◆ **Overgenomen tekst**
★ ★ ★ ★ ★ ★ ★

Na een frisse nacht – we hebben zelfs een dekentje moeten bijnemen- zijn we alweer klaar voor een nieuwe dag onderweg. Het wordt een lange dag, want we moeten een behoorlijke afstand overbruggen. Bovendien is de normale weg door werkzaamheden volledig afgesloten en dus moeten we een serieuze omweg maken: in totaal wordt het een rit van zo’n 600 km, en met een gemiddelde toegelaten snelheid van 80 km per uur betekent dat heel wat uurtjes auto.
Onderweg pikken we nog Desert View (op de East Rim van de Grand Canyon) mee: een uitkijkpunt waar je aan de ene kant de Grand Canyon ziet en aan de andere kant de woestijn die zich eindeloos ver uitstrekt.

★ ★ ★ ★ ★ ★ ★

◆ **Vastgelegde gegevens**
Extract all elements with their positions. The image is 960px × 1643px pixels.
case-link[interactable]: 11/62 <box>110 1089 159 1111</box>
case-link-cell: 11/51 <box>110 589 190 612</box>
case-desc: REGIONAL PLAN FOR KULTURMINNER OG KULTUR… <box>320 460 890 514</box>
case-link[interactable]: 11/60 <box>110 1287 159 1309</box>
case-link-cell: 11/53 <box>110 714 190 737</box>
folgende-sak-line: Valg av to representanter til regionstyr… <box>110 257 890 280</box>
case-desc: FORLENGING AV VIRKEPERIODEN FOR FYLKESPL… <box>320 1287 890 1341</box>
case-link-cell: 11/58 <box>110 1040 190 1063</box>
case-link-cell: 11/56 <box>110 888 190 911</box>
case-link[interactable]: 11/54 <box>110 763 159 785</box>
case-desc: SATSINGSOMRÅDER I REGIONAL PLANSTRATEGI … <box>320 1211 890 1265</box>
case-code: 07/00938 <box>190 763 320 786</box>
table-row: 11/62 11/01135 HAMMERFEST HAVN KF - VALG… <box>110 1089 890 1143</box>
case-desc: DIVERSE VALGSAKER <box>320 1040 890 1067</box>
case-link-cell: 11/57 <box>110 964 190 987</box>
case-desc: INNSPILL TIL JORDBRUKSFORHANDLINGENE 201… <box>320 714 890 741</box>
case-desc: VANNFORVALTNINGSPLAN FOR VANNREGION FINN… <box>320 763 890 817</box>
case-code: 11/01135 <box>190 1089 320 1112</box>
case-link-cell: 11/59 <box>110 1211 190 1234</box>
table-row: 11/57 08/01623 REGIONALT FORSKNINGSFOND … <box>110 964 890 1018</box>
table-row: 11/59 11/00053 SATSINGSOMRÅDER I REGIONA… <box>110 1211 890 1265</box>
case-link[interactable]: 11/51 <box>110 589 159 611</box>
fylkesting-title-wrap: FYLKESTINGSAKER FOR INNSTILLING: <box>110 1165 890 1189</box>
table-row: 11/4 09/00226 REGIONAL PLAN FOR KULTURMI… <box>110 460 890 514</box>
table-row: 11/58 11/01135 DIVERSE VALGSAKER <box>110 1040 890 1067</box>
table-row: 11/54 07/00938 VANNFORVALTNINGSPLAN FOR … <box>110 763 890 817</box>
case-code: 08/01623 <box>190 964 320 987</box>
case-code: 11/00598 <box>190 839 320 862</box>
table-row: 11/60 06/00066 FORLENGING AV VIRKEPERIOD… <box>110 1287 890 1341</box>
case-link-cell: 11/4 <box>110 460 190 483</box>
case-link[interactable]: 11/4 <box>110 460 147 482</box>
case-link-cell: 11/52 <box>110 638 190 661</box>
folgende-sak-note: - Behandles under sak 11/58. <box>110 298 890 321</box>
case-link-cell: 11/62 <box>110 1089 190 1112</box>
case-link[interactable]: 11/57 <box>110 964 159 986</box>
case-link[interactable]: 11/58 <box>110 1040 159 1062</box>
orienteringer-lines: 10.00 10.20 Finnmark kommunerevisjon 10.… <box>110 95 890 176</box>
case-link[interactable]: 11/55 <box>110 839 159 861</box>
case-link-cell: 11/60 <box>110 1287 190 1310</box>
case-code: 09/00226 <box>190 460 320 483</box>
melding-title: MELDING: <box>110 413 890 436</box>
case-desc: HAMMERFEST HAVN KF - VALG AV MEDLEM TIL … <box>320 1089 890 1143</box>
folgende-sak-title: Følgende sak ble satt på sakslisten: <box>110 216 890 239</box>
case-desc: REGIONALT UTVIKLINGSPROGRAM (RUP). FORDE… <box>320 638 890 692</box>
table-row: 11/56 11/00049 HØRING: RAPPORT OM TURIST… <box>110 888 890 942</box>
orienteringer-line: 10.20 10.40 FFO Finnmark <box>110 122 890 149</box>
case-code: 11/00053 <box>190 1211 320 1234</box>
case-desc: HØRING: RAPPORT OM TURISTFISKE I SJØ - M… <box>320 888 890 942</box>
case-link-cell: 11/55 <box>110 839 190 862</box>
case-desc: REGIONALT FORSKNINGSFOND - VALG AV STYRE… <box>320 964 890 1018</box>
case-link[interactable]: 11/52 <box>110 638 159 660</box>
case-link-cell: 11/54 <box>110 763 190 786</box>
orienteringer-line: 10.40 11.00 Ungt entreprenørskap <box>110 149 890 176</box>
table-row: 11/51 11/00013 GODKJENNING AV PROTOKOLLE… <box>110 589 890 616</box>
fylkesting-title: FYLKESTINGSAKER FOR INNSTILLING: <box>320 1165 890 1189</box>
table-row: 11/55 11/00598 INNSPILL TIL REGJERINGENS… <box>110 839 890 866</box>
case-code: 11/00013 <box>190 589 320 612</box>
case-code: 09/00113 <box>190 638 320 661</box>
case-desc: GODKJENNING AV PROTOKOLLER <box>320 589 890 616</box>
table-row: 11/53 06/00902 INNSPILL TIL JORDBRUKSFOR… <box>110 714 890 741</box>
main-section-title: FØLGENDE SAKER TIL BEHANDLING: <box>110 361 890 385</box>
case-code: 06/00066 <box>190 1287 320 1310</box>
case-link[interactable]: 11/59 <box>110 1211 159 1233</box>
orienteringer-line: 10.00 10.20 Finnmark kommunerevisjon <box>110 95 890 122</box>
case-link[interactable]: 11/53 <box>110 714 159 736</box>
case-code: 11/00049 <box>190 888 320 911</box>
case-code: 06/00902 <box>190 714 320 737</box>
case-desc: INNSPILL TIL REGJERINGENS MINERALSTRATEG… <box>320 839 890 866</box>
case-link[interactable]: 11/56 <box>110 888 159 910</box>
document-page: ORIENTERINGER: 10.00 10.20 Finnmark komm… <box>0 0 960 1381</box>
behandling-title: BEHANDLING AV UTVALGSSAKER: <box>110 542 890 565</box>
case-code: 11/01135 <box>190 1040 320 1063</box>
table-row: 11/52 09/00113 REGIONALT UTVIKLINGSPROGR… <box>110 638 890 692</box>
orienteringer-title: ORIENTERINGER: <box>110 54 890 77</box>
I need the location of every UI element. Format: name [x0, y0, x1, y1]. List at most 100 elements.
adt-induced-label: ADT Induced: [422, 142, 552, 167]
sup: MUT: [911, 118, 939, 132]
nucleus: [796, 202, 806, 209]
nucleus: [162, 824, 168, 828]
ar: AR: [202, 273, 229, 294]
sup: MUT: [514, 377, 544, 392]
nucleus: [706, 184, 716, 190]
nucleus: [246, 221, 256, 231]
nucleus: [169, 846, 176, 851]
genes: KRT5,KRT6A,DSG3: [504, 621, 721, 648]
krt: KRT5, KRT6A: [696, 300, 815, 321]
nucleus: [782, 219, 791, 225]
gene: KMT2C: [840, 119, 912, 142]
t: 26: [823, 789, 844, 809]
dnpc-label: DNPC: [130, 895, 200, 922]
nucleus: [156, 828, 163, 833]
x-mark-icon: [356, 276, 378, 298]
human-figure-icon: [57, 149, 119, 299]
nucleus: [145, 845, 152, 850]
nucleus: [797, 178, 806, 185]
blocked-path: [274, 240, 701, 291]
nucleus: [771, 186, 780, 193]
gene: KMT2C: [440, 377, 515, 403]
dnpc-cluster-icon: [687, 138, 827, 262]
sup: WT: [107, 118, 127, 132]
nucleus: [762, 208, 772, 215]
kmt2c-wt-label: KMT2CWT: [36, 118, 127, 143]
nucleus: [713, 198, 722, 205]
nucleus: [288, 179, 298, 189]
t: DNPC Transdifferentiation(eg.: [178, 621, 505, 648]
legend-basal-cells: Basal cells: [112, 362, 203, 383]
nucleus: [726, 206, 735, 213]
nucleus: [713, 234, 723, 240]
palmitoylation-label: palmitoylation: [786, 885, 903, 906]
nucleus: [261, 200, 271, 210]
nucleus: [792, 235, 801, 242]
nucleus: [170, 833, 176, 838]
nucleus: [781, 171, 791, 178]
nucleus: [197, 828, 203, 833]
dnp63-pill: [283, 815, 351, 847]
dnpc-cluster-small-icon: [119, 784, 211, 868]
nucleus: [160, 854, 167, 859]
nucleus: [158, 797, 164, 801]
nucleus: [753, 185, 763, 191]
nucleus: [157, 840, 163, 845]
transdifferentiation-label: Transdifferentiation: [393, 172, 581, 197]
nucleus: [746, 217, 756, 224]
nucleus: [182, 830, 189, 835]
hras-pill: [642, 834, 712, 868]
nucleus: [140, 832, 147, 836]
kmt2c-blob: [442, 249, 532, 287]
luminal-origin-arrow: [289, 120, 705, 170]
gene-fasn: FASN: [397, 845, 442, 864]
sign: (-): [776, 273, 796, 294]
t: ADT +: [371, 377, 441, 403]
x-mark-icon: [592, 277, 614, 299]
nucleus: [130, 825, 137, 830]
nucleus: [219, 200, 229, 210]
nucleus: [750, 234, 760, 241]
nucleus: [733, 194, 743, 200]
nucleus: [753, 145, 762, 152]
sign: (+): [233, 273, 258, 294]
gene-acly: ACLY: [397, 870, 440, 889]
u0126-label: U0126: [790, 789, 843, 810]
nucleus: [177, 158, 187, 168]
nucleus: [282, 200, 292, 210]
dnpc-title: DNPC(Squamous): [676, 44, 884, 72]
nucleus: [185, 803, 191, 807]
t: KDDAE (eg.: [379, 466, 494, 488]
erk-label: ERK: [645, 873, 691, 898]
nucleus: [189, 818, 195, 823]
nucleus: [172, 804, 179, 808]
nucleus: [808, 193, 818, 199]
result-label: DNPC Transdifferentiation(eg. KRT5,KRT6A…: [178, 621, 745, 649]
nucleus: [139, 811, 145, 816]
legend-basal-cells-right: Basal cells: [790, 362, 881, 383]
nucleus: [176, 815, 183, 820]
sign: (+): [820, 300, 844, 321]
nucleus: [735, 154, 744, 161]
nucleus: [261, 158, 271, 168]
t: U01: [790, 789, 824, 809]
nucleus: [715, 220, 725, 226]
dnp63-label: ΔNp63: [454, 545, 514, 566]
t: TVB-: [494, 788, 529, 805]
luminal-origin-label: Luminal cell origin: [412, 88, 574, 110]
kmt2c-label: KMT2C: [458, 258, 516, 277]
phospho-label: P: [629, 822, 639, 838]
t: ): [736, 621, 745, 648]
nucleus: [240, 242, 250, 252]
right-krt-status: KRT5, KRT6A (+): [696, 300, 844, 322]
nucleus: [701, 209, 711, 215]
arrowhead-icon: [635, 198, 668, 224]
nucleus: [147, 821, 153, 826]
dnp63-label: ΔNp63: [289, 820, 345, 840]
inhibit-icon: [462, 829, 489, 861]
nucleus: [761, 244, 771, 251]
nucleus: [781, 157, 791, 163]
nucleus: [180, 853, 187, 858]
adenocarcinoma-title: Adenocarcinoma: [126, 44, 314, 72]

★ ★ ★ ★ ★ ★ ★

◆ **Opdrachten**
1. Geef uit de reistekst het stuk tussen "Onderweg pikken we" en "eindeloos ver uitstrekt." letterlijk weer, beide inbegrepen.
2. Herschrijf de alinea uit de reistekst die begint met "Na een frisse nacht" in een kortere vorm en behoud daarbij de belangrijkste feiten.
3. Schrijf de reistekst verder vanaf het punt waar hij ophoudt.
De lijst is afzonderlijk materiaal en hoort niet bij de reistekst.

◆ **Antwoorden**
1.
Onderweg pikken we nog Desert View (op de East Rim van de Grand Canyon) mee: een uitkijkpunt waar je aan de ene kant de Grand Canyon ziet en aan de andere kant de woestijn die zich eindeloos ver uitstrekt.

2. Na een koude nacht, waarin een extra dekentje nodig was, staat een lange rit op het programma. De gewone weg is door werkzaamheden volledig afgesloten, dus moet er flink omgereden worden. Dat komt neer op ongeveer 600 km aan een gemiddeld toegelaten snelheid van 80 km per uur, goed voor vele uren in de auto.

3.
En dan begint een krankzinnige rit. De eerste pakweg 200 km rijden we door woestijn. Maar het is ongelooflijk hoeveel variatie er in een woestijnlandschap kan zitten. Had je me voordien gevraagd om een woestijn te tekenen dan zou ik een geel potlood genomen hebben en een paar duinen getekend hebben. Intussen weet ik beter: alle kleuren zijn mogelijk! Ik zag zand, stenen en bergen in het wit, beige, grijs, bruin, lichtgroen, oranje en rood. Het hoogtepunt: knalroze bergen. De begroeiing stelt niet veel voor: behalve wat struikjes en hier en daar een toef gras is er niet veel. Maar ook dat kan waanzinnig veel kleuren hebben: licht- en donkergroen, bruin, wit, knalgeel, zwart,… Je geraakt er niet op uitgekeken.
Nog een primeur: in die knalroze woestijn staat een Mc Donalds, al moet je er wel twee keer 11 mijl voor omrijden. (ik wil zelfs niet weten hoeveel km dat zijn)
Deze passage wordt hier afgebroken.